## Instructions to follow
Locate and copy each line in the data that contains the word "this".

## Collected data entries

────────────────────────────────────────

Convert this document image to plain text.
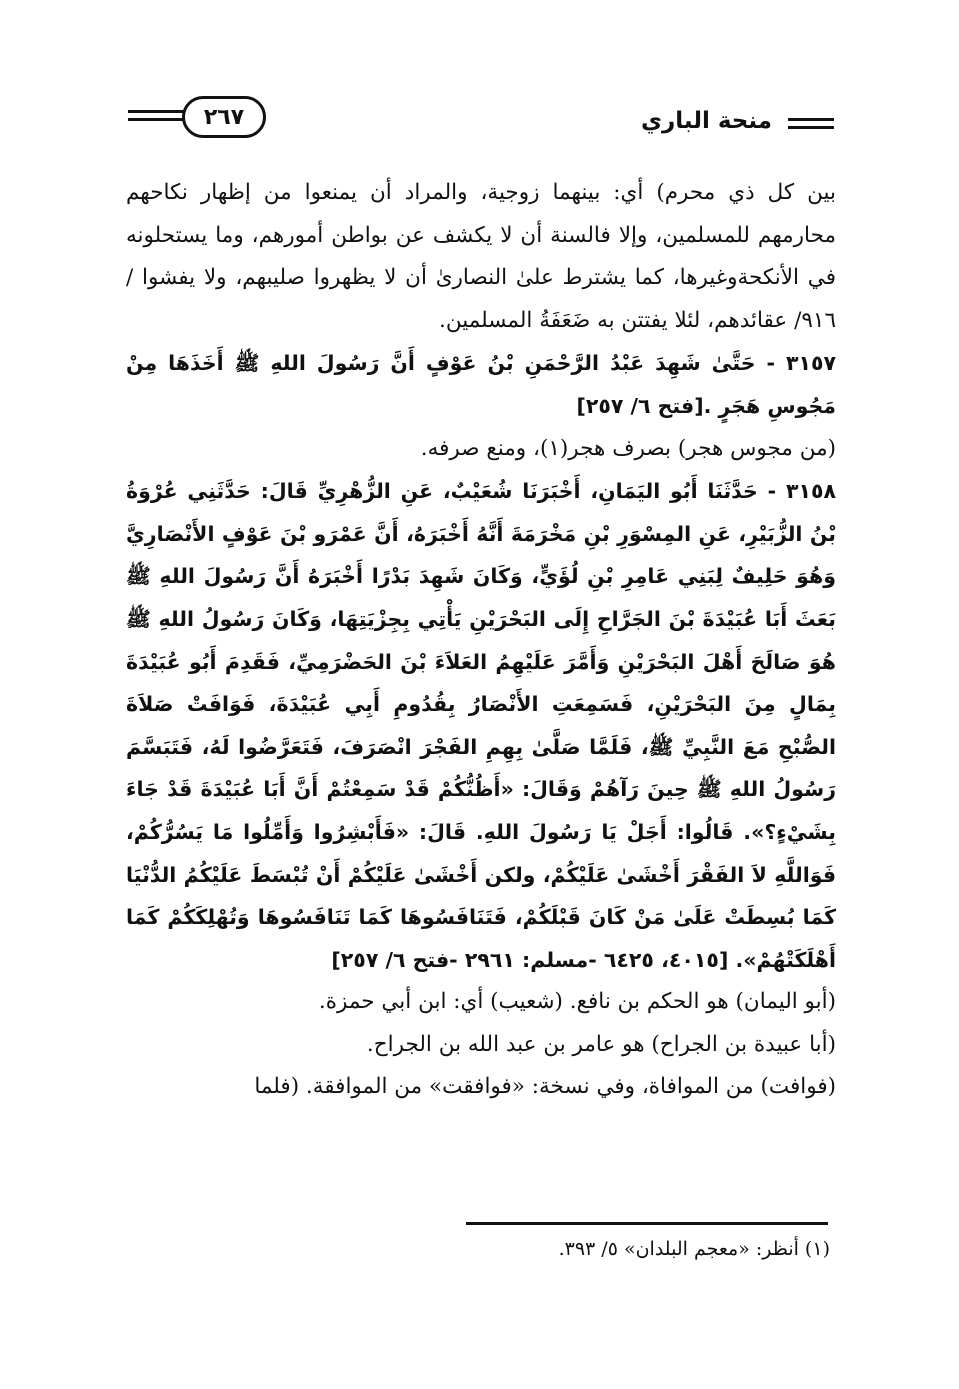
٢٦٧	منحة الباري

بين كل ذي محرم) أي: بينهما زوجية، والمراد أن يمنعوا من إظهار نكاحهم محارمهم للمسلمين، وإلا فالسنة أن لا يكشف عن بواطن أمورهم، وما يستحلونه في الأنكحةوغيرها، كما يشترط علىٰ النصارىٰ أن لا يظهروا صليبهم، ولا يفشوا /٩١٦/ عقائدهم، لئلا يفتتن به ضَعَفَةُ المسلمين.

٣١٥٧ - حَتَّىٰ شَهِدَ عَبْدُ الرَّحْمَنِ بْنُ عَوْفٍ أَنَّ رَسُولَ اللهِ ﷺ أَخَذَهَا مِنْ مَجُوسِ هَجَرٍ .[فتح ٦/ ٢٥٧]

(من مجوس هجر) بصرف هجر(١)، ومنع صرفه.

٣١٥٨ - حَدَّثَنَا أَبُو اليَمَانِ، أَخْبَرَنَا شُعَيْبٌ، عَنِ الزُّهْرِيِّ قَالَ: حَدَّثَنِي عُرْوَةُ بْنُ الزُّبَيْرِ، عَنِ المِسْوَرِ بْنِ مَخْرَمَةَ أَنَّهُ أَخْبَرَهُ، أَنَّ عَمْرَو بْنَ عَوْفٍ الأَنْصَارِيَّ وَهُوَ حَلِيفٌ لِبَنِي عَامِرِ بْنِ لُؤَيٍّ، وَكَانَ شَهِدَ بَدْرًا أَخْبَرَهُ أَنَّ رَسُولَ اللهِ ﷺ بَعَثَ أَبَا عُبَيْدَةَ بْنَ الجَرَّاحِ إِلَى البَحْرَيْنِ يَأْتِي بِجِزْيَتِهَا، وَكَانَ رَسُولُ اللهِ ﷺ هُوَ صَالَحَ أَهْلَ البَحْرَيْنِ وَأَمَّرَ عَلَيْهِمُ العَلاَءَ بْنَ الحَضْرَمِيِّ، فَقَدِمَ أَبُو عُبَيْدَةَ بِمَالٍ مِنَ البَحْرَيْنِ، فَسَمِعَتِ الأَنْصَارُ بِقُدُومِ أَبِي عُبَيْدَةَ، فَوَافَتْ صَلاَةَ الصُّبْحِ مَعَ النَّبِيِّ ﷺ، فَلَمَّا صَلَّىٰ بِهِمِ الفَجْرَ انْصَرَفَ، فَتَعَرَّضُوا لَهُ، فَتَبَسَّمَ رَسُولُ اللهِ ﷺ حِينَ رَآهُمْ وَقَالَ: «أَظُنُّكُمْ قَدْ سَمِعْتُمْ أَنَّ أَبَا عُبَيْدَةَ قَدْ جَاءَ بِشَيْءٍ؟». قَالُوا: أَجَلْ يَا رَسُولَ اللهِ. قَالَ: «فَأَبْشِرُوا وَأَمِّلُوا مَا يَسُرُّكُمْ، فَوَاللَّهِ لاَ الفَقْرَ أَخْشَىٰ عَلَيْكُمْ، ولكن أَخْشَىٰ عَلَيْكُمْ أَنْ تُبْسَطَ عَلَيْكُمُ الدُّنْيَا كَمَا بُسِطَتْ عَلَىٰ مَنْ كَانَ قَبْلَكُمْ، فَتَنَافَسُوهَا كَمَا تَنَافَسُوهَا وَتُهْلِكَكُمْ كَمَا أَهْلَكَتْهُمْ». [٤٠١٥، ٦٤٢٥ -مسلم: ٢٩٦١ -فتح ٦/ ٢٥٧]

(أبو اليمان) هو الحكم بن نافع. (شعيب) أي: ابن أبي حمزة.

(أبا عبيدة بن الجراح) هو عامر بن عبد الله بن الجراح.

(فوافت) من الموافاة، وفي نسخة: «فوافقت» من الموافقة. (فلما

(١) أنظر: «معجم البلدان» ٥/ ٣٩٣.
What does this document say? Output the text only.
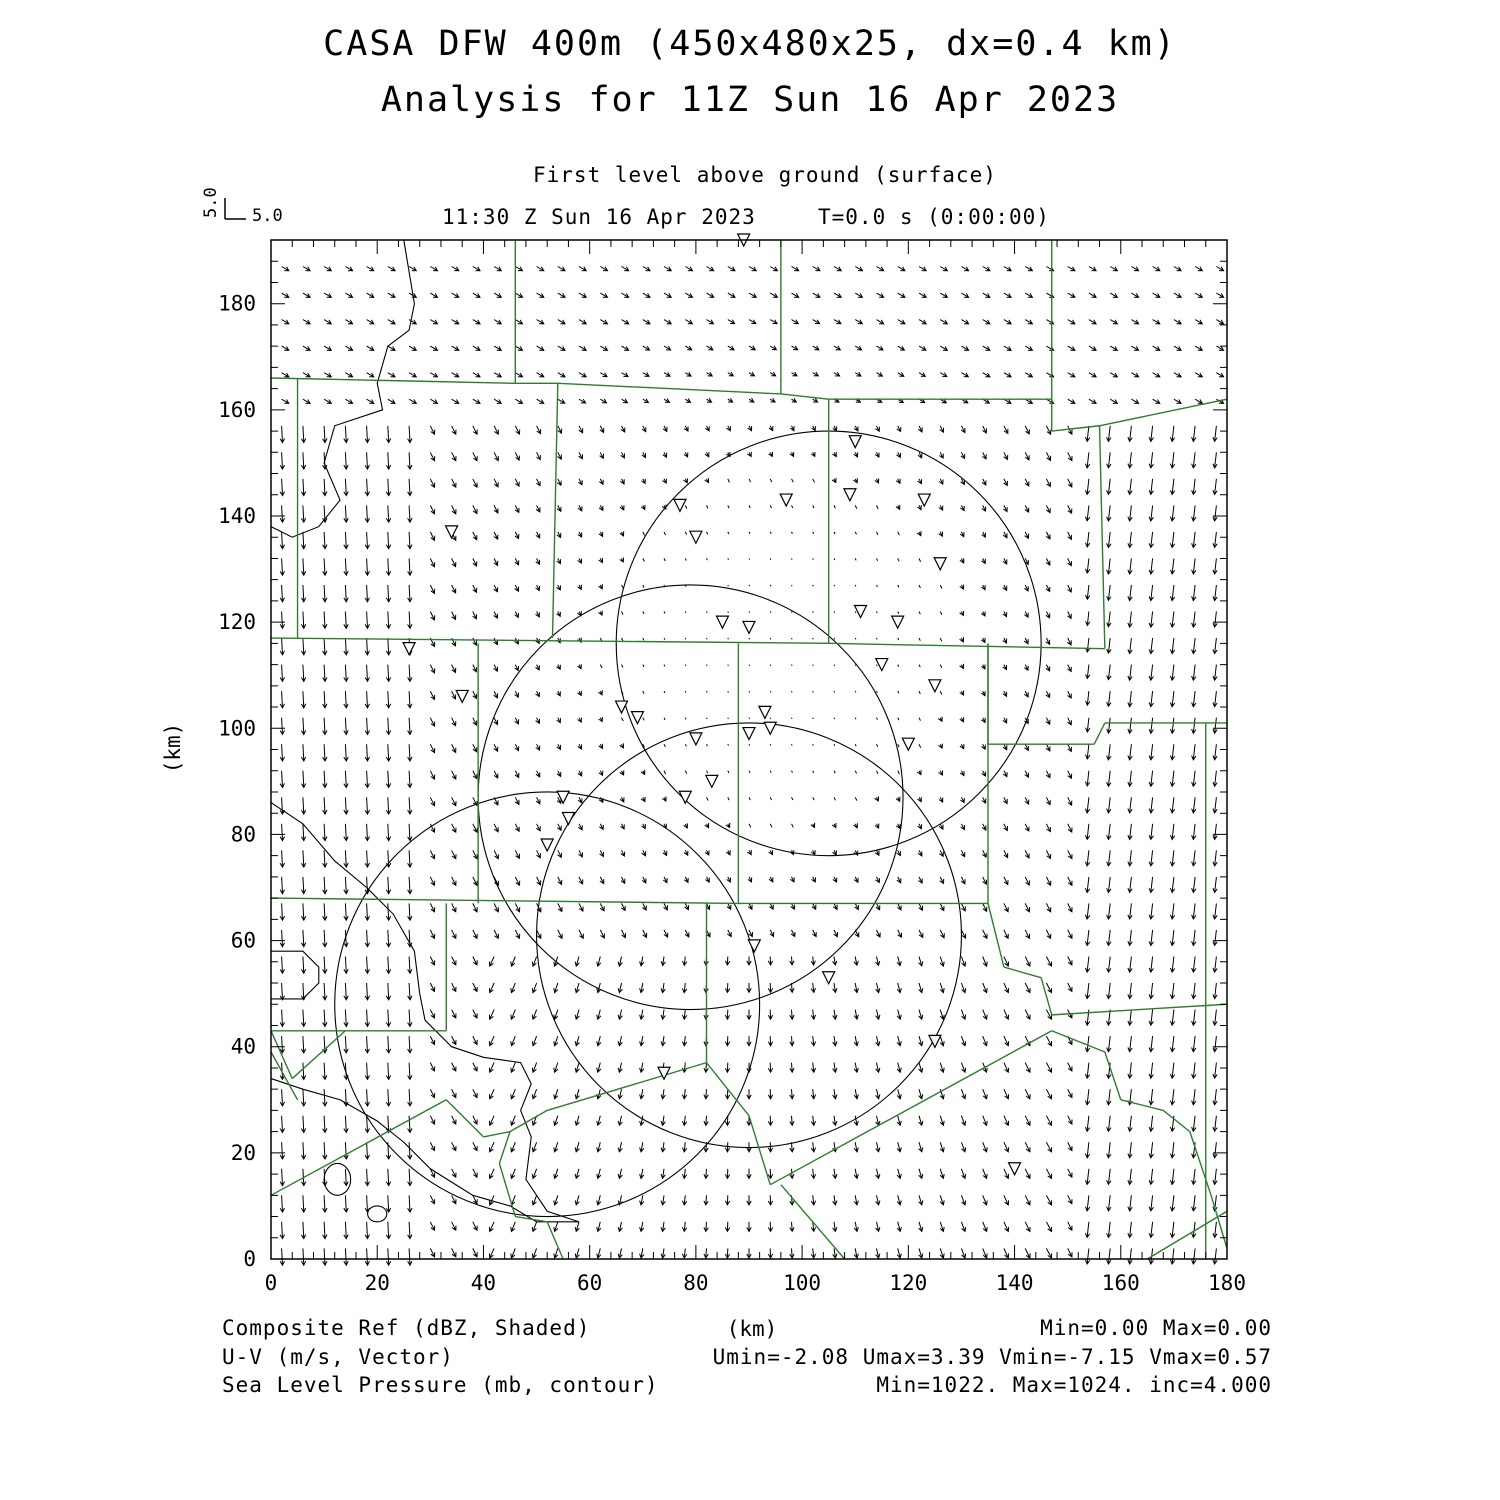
CASA DFW 400m (450x480x25, dx=0.4 km)
Analysis for 11Z Sun 16 Apr 2023
First level above ground (surface)
11:30 Z Sun 16 Apr 2023	T=0.0 s (0:00:00)
0	20	40	60	80	100	120	140	160	180
0
20
40
60
80
100
120
140
160
180
5.0 5.0
(km)
(km)
Composite Ref (dBZ, Shaded)	Min=0.00 Max=0.00
U-V (m/s, Vector)	Umin=-2.08 Umax=3.39 Vmin=-7.15 Vmax=0.57
Sea Level Pressure (mb, contour)	Min=1022. Max=1024. inc=4.000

────────────────────────────────────────

## Full answer
Convert this document image to plain text.
What does this document say? Output the text only.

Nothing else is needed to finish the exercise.